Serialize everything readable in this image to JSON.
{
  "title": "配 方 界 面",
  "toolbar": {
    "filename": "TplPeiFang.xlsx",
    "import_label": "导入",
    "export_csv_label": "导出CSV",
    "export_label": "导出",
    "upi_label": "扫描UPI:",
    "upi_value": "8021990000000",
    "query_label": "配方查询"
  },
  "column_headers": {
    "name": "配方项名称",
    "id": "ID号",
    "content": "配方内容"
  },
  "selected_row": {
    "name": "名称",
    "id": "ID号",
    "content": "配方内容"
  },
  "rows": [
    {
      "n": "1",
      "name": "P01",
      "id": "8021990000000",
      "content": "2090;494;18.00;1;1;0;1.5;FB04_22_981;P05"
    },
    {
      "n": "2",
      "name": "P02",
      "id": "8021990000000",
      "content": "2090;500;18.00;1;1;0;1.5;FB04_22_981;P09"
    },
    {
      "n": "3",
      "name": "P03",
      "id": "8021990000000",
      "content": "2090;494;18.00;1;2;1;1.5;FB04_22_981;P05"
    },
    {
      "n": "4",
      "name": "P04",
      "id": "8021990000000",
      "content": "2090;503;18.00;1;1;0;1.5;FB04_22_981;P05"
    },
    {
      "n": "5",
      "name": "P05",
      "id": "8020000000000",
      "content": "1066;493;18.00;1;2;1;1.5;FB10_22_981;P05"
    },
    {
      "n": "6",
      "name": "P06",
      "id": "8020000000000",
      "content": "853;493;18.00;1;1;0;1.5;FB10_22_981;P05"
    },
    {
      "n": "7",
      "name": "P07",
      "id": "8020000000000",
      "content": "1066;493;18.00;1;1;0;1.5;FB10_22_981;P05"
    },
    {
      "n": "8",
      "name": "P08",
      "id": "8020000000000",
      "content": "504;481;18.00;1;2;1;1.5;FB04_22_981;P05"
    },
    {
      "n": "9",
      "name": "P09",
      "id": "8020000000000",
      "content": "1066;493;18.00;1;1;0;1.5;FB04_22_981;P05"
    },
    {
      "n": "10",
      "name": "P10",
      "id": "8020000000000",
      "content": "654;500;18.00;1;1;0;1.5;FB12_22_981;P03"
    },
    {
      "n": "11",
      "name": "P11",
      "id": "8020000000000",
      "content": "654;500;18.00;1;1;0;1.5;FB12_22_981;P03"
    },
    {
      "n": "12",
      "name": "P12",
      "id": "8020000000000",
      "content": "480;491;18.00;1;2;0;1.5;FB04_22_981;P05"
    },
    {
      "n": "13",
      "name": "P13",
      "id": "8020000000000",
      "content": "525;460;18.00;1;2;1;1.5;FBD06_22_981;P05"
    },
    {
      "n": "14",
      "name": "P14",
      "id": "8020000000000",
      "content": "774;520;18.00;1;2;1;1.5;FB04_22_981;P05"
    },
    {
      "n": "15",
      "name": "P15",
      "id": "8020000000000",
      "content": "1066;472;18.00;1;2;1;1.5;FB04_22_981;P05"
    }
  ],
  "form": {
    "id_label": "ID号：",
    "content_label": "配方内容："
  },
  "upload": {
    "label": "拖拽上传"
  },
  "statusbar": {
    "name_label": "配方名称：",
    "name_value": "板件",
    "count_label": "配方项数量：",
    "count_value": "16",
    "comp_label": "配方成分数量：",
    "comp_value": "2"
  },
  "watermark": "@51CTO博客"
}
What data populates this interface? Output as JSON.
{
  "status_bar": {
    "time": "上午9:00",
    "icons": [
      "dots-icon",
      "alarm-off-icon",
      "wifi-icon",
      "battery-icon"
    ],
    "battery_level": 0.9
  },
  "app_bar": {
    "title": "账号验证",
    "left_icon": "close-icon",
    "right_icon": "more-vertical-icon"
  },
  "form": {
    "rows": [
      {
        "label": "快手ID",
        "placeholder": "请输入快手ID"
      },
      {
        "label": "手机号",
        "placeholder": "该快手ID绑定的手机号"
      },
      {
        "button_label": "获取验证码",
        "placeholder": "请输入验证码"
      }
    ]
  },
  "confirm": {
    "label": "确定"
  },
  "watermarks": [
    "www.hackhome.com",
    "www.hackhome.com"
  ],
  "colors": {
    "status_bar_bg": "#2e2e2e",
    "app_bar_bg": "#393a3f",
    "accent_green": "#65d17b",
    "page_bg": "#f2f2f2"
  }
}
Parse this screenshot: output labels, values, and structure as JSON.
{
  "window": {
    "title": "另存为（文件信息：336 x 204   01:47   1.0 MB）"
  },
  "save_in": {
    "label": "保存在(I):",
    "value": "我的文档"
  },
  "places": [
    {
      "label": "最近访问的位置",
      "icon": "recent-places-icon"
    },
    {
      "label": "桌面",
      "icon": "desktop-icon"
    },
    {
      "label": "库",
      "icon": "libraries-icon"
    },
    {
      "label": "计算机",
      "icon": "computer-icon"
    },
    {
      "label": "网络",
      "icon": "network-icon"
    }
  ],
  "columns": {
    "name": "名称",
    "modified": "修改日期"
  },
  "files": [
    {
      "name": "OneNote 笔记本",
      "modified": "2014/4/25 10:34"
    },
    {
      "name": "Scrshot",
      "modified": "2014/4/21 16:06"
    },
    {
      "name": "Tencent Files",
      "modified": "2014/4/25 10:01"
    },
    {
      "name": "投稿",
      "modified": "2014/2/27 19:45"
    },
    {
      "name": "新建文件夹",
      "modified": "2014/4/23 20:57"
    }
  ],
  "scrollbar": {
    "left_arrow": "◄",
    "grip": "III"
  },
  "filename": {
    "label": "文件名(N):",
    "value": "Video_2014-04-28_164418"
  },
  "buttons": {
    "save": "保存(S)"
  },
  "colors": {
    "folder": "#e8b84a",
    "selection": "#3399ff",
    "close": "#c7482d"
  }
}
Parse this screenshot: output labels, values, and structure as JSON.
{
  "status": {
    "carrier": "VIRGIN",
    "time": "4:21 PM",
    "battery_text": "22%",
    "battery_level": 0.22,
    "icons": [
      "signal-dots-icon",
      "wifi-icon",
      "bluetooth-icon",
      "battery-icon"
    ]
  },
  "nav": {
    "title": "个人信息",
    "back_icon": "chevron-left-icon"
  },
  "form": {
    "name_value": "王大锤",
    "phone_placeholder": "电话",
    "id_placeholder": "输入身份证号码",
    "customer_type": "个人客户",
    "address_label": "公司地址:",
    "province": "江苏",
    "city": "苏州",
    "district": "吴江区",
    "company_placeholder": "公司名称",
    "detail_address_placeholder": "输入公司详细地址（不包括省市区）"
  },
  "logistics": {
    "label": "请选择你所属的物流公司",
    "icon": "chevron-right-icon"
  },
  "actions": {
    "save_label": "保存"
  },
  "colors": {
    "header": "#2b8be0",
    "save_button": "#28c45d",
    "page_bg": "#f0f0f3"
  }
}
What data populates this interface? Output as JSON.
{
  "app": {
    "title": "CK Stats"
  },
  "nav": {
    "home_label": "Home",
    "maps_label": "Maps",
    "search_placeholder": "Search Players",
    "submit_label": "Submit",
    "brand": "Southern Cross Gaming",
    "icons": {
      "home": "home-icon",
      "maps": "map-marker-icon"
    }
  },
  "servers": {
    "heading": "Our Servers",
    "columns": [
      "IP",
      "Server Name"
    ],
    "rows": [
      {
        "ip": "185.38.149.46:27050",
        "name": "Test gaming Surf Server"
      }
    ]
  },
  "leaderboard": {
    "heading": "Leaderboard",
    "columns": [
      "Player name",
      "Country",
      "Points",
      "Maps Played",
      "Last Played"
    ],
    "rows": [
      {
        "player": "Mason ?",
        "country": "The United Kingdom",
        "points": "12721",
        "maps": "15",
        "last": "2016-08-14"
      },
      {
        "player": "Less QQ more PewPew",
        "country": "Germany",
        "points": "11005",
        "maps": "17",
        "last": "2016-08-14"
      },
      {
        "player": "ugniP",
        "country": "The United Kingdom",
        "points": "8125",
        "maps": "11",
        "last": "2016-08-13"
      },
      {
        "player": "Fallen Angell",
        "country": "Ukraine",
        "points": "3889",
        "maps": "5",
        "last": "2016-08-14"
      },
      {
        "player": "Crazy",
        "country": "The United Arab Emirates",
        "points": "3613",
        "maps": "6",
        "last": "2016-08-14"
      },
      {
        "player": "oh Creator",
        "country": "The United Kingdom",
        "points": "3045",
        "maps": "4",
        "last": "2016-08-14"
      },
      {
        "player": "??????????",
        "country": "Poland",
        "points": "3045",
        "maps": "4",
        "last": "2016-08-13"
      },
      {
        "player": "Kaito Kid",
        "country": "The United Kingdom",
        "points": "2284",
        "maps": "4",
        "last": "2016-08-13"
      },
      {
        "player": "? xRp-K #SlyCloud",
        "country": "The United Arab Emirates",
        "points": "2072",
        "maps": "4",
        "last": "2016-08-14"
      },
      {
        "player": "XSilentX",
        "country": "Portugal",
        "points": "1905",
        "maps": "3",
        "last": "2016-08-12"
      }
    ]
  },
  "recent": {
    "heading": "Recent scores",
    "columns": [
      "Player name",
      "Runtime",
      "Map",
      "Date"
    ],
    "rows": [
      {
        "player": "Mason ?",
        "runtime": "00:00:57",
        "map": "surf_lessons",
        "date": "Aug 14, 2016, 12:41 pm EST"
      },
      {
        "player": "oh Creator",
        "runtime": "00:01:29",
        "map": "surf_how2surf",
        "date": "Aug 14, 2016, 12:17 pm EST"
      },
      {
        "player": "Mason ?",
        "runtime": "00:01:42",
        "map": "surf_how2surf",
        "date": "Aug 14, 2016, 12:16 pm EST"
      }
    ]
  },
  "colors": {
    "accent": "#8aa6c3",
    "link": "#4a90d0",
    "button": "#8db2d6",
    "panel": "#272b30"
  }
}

++++++

**Request**
Read the lines above. Gather those in which the string "filename" is found.

**Exercise response**
    "filename": "TplPeiFang.xlsx",
  "filename": {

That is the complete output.